**SHORT PROBLEM**
Type out all the records word for word. Any pictures are to be left out.

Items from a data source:
........

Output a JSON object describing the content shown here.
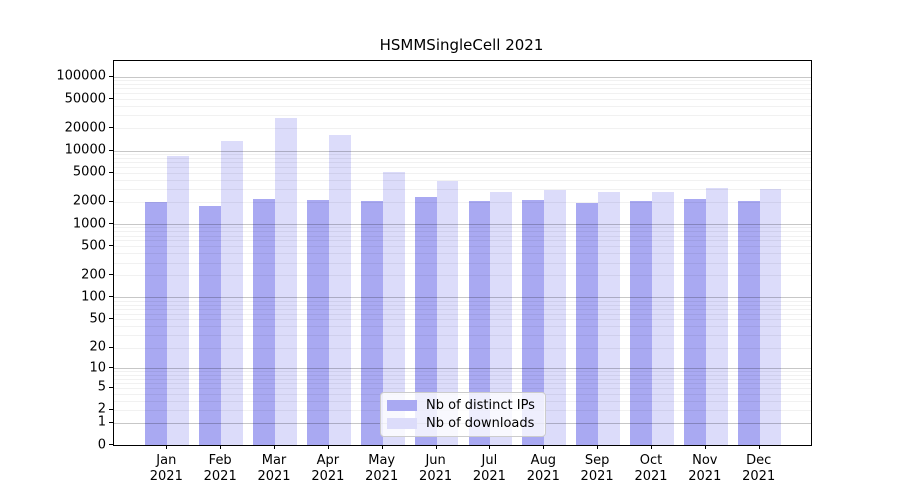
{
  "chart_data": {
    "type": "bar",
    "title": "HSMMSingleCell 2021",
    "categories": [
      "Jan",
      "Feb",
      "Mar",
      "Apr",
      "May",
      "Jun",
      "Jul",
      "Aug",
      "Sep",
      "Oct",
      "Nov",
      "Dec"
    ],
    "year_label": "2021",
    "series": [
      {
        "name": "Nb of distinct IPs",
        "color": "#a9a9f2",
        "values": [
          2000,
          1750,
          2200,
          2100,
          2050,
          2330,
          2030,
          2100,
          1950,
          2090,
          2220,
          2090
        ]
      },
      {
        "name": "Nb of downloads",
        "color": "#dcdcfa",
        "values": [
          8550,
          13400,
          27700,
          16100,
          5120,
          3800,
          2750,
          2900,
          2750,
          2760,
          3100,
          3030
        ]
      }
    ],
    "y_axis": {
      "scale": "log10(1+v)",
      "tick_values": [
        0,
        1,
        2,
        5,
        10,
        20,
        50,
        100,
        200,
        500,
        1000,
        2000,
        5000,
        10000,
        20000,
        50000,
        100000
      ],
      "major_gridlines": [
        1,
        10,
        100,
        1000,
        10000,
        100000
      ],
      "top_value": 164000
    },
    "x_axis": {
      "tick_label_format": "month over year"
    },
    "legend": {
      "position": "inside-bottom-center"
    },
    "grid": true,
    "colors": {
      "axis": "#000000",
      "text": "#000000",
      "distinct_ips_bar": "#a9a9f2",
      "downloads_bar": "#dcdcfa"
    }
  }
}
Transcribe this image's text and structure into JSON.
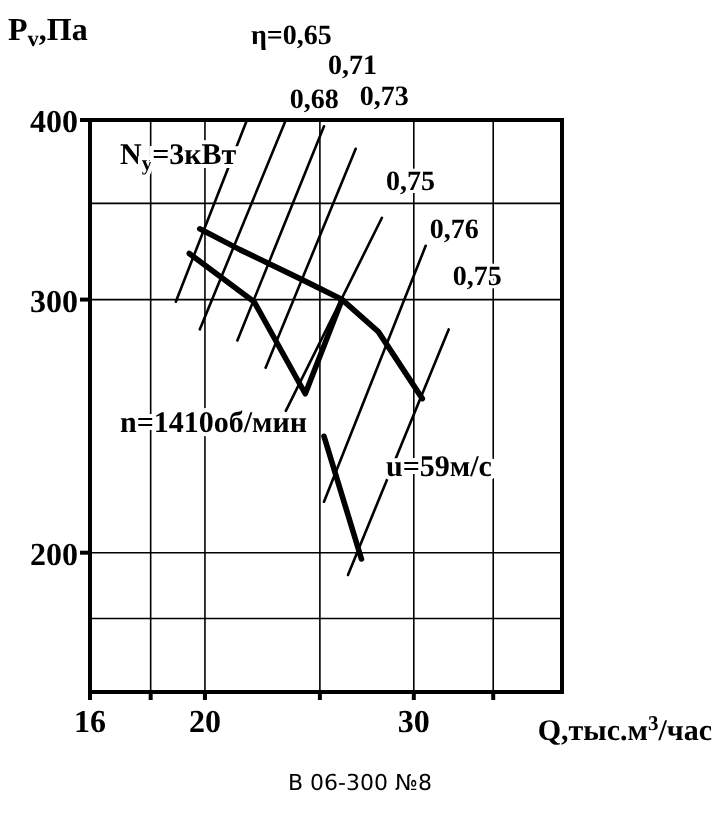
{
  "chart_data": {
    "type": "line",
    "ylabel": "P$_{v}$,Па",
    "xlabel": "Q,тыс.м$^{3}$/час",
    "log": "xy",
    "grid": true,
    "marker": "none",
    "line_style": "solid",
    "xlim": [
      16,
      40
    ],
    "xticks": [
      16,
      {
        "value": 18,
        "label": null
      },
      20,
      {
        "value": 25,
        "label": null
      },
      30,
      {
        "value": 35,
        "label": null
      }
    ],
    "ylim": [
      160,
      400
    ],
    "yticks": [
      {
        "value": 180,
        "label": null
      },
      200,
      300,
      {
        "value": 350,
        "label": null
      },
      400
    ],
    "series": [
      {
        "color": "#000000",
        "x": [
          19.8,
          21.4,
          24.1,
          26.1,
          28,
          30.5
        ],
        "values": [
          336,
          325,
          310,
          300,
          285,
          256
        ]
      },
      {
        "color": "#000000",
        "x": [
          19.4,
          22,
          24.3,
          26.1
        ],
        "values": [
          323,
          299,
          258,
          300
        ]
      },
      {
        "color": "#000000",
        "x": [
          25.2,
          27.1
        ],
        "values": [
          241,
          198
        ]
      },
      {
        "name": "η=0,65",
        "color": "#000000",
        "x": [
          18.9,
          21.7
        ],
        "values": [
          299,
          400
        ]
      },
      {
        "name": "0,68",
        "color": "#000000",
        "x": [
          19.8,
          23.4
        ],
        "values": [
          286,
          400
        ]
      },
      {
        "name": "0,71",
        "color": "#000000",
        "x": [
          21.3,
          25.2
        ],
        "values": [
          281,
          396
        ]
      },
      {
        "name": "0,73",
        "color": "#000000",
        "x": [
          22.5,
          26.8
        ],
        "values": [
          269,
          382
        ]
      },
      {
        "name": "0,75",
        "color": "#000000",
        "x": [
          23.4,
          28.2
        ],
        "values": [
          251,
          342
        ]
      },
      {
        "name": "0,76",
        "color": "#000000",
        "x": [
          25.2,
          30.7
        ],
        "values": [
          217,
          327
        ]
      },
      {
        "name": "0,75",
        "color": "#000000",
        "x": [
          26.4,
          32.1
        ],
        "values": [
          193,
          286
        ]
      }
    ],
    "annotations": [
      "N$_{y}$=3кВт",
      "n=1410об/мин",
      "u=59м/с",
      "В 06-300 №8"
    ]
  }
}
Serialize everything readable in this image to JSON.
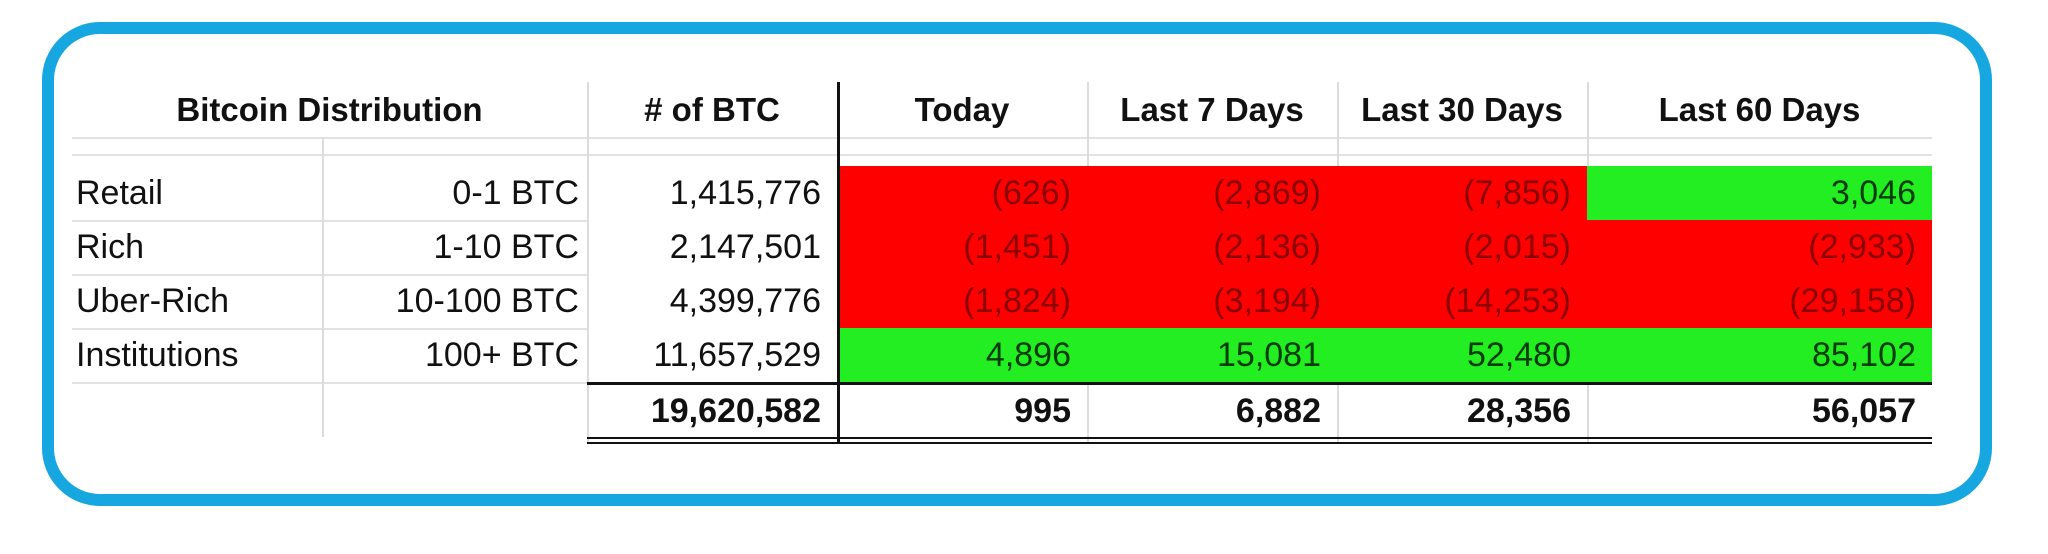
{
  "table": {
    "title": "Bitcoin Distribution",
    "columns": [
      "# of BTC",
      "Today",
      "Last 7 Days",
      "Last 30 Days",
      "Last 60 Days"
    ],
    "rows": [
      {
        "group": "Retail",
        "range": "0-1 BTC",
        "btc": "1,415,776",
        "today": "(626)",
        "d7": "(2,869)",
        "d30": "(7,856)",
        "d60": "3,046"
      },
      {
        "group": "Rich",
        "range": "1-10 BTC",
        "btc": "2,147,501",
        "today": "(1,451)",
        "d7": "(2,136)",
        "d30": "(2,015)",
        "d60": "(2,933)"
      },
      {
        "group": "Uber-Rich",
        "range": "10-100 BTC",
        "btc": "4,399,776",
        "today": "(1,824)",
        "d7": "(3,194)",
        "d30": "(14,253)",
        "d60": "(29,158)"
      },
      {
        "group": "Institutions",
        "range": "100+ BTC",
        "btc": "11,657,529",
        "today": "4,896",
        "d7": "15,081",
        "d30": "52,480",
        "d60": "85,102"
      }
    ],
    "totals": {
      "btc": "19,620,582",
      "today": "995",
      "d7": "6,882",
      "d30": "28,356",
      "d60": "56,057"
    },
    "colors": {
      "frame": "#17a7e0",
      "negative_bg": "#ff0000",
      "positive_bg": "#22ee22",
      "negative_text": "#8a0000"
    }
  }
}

........

**FULL OUTPUT**
Output a JSON object describing the content shown here.
{
  "chart_data": {
    "type": "bar",
    "title": "HSMMSingleCell 2021",
    "categories": [
      "Jan",
      "Feb",
      "Mar",
      "Apr",
      "May",
      "Jun",
      "Jul",
      "Aug",
      "Sep",
      "Oct",
      "Nov",
      "Dec"
    ],
    "year_label": "2021",
    "series": [
      {
        "name": "Nb of distinct IPs",
        "color": "#a9a9f2",
        "values": [
          2000,
          1750,
          2200,
          2100,
          2050,
          2330,
          2030,
          2100,
          1950,
          2090,
          2220,
          2090
        ]
      },
      {
        "name": "Nb of downloads",
        "color": "#dcdcfa",
        "values": [
          8550,
          13400,
          27700,
          16100,
          5120,
          3800,
          2750,
          2900,
          2750,
          2760,
          3100,
          3030
        ]
      }
    ],
    "y_axis": {
      "scale": "log10(1+v)",
      "tick_values": [
        0,
        1,
        2,
        5,
        10,
        20,
        50,
        100,
        200,
        500,
        1000,
        2000,
        5000,
        10000,
        20000,
        50000,
        100000
      ],
      "major_gridlines": [
        1,
        10,
        100,
        1000,
        10000,
        100000
      ],
      "top_value": 164000
    },
    "x_axis": {
      "tick_label_format": "month over year"
    },
    "legend": {
      "position": "inside-bottom-center"
    },
    "grid": true,
    "colors": {
      "axis": "#000000",
      "text": "#000000",
      "distinct_ips_bar": "#a9a9f2",
      "downloads_bar": "#dcdcfa"
    }
  }
}
Transcribe this image's text and structure into JSON.
{
  "chart_data": {
    "type": "line",
    "ylabel": "P$_{v}$,Па",
    "xlabel": "Q,тыс.м$^{3}$/час",
    "log": "xy",
    "grid": true,
    "marker": "none",
    "line_style": "solid",
    "xlim": [
      16,
      40
    ],
    "xticks": [
      16,
      {
        "value": 18,
        "label": null
      },
      20,
      {
        "value": 25,
        "label": null
      },
      30,
      {
        "value": 35,
        "label": null
      }
    ],
    "ylim": [
      160,
      400
    ],
    "yticks": [
      {
        "value": 180,
        "label": null
      },
      200,
      300,
      {
        "value": 350,
        "label": null
      },
      400
    ],
    "series": [
      {
        "color": "#000000",
        "x": [
          19.8,
          21.4,
          24.1,
          26.1,
          28,
          30.5
        ],
        "values": [
          336,
          325,
          310,
          300,
          285,
          256
        ]
      },
      {
        "color": "#000000",
        "x": [
          19.4,
          22,
          24.3,
          26.1
        ],
        "values": [
          323,
          299,
          258,
          300
        ]
      },
      {
        "color": "#000000",
        "x": [
          25.2,
          27.1
        ],
        "values": [
          241,
          198
        ]
      },
      {
        "name": "η=0,65",
        "color": "#000000",
        "x": [
          18.9,
          21.7
        ],
        "values": [
          299,
          400
        ]
      },
      {
        "name": "0,68",
        "color": "#000000",
        "x": [
          19.8,
          23.4
        ],
        "values": [
          286,
          400
        ]
      },
      {
        "name": "0,71",
        "color": "#000000",
        "x": [
          21.3,
          25.2
        ],
        "values": [
          281,
          396
        ]
      },
      {
        "name": "0,73",
        "color": "#000000",
        "x": [
          22.5,
          26.8
        ],
        "values": [
          269,
          382
        ]
      },
      {
        "name": "0,75",
        "color": "#000000",
        "x": [
          23.4,
          28.2
        ],
        "values": [
          251,
          342
        ]
      },
      {
        "name": "0,76",
        "color": "#000000",
        "x": [
          25.2,
          30.7
        ],
        "values": [
          217,
          327
        ]
      },
      {
        "name": "0,75",
        "color": "#000000",
        "x": [
          26.4,
          32.1
        ],
        "values": [
          193,
          286
        ]
      }
    ],
    "annotations": [
      "N$_{y}$=3кВт",
      "n=1410об/мин",
      "u=59м/с",
      "В 06-300 №8"
    ]
  }
}
Serialize everything readable in this image to JSON.
{
  "table": {
    "title": "Bitcoin Distribution",
    "columns": [
      "# of BTC",
      "Today",
      "Last 7 Days",
      "Last 30 Days",
      "Last 60 Days"
    ],
    "rows": [
      {
        "group": "Retail",
        "range": "0-1 BTC",
        "btc": "1,415,776",
        "today": "(626)",
        "d7": "(2,869)",
        "d30": "(7,856)",
        "d60": "3,046"
      },
      {
        "group": "Rich",
        "range": "1-10 BTC",
        "btc": "2,147,501",
        "today": "(1,451)",
        "d7": "(2,136)",
        "d30": "(2,015)",
        "d60": "(2,933)"
      },
      {
        "group": "Uber-Rich",
        "range": "10-100 BTC",
        "btc": "4,399,776",
        "today": "(1,824)",
        "d7": "(3,194)",
        "d30": "(14,253)",
        "d60": "(29,158)"
      },
      {
        "group": "Institutions",
        "range": "100+ BTC",
        "btc": "11,657,529",
        "today": "4,896",
        "d7": "15,081",
        "d30": "52,480",
        "d60": "85,102"
      }
    ],
    "totals": {
      "btc": "19,620,582",
      "today": "995",
      "d7": "6,882",
      "d30": "28,356",
      "d60": "56,057"
    },
    "colors": {
      "frame": "#17a7e0",
      "negative_bg": "#ff0000",
      "positive_bg": "#22ee22",
      "negative_text": "#8a0000"
    }
  }
}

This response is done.